Entries from a dataset

⟨

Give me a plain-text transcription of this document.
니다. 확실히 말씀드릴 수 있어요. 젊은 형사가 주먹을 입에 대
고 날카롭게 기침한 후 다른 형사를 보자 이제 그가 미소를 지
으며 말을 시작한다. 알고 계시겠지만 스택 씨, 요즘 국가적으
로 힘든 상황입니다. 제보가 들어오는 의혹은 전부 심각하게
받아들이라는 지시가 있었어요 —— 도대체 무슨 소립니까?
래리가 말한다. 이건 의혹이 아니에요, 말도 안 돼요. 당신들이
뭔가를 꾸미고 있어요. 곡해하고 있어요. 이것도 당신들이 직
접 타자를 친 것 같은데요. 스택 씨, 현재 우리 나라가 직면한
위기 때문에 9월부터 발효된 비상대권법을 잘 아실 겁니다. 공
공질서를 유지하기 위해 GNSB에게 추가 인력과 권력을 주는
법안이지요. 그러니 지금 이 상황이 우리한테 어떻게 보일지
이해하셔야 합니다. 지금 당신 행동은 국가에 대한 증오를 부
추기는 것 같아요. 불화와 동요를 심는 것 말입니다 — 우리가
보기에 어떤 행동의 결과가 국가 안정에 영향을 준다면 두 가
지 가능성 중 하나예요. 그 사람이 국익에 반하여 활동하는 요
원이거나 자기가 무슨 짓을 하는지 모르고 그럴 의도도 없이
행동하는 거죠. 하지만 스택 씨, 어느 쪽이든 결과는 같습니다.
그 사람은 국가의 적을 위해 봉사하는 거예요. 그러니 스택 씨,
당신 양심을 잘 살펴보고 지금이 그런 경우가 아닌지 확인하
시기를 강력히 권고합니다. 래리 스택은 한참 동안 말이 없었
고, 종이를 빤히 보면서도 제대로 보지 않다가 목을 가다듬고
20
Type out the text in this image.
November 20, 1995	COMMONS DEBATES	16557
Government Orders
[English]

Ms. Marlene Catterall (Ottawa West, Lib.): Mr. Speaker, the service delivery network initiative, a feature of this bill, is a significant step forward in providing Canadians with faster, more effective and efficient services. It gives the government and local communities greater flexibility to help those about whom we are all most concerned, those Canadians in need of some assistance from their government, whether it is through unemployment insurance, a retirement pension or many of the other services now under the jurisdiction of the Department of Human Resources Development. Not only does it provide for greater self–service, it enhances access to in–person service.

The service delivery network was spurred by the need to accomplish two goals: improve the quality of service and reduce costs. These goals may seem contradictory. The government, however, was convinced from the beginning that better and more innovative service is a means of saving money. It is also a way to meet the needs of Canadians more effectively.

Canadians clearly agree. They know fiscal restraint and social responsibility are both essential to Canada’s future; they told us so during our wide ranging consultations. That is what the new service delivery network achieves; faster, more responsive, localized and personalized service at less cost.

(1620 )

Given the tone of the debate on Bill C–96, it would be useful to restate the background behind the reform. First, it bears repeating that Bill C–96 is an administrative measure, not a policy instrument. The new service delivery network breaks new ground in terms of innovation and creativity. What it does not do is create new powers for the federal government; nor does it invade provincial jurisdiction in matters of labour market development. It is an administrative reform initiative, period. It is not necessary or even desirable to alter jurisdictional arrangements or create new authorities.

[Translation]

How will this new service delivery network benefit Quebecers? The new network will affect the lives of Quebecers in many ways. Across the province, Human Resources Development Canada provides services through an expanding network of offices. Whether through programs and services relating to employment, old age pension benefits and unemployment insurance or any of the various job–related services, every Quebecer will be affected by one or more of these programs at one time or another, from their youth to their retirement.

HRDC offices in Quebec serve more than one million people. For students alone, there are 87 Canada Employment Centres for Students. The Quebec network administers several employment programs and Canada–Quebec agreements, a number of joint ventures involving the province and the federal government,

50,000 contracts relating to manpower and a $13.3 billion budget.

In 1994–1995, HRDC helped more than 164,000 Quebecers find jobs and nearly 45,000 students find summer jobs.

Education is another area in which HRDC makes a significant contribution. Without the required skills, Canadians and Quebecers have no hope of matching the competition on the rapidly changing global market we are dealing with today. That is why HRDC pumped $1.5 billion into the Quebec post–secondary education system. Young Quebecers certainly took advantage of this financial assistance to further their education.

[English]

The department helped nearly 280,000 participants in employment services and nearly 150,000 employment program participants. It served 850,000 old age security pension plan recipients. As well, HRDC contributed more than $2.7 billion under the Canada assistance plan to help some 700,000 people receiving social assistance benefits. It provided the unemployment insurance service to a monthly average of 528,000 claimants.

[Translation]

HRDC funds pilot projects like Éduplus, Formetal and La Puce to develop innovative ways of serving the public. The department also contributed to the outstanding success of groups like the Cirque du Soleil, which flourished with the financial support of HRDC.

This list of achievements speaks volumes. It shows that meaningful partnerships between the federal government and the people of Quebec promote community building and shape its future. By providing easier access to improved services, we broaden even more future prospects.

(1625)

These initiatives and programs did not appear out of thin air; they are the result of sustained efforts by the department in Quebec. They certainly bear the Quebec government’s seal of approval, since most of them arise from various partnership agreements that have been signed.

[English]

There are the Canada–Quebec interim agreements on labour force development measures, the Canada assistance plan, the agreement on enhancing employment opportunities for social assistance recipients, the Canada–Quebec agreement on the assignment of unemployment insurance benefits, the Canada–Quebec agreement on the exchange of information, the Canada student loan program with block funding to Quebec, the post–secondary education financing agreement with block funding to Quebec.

⟩

### Given problem
Report how many lines in this data include the string "plan", and nothing else.

### The reply
2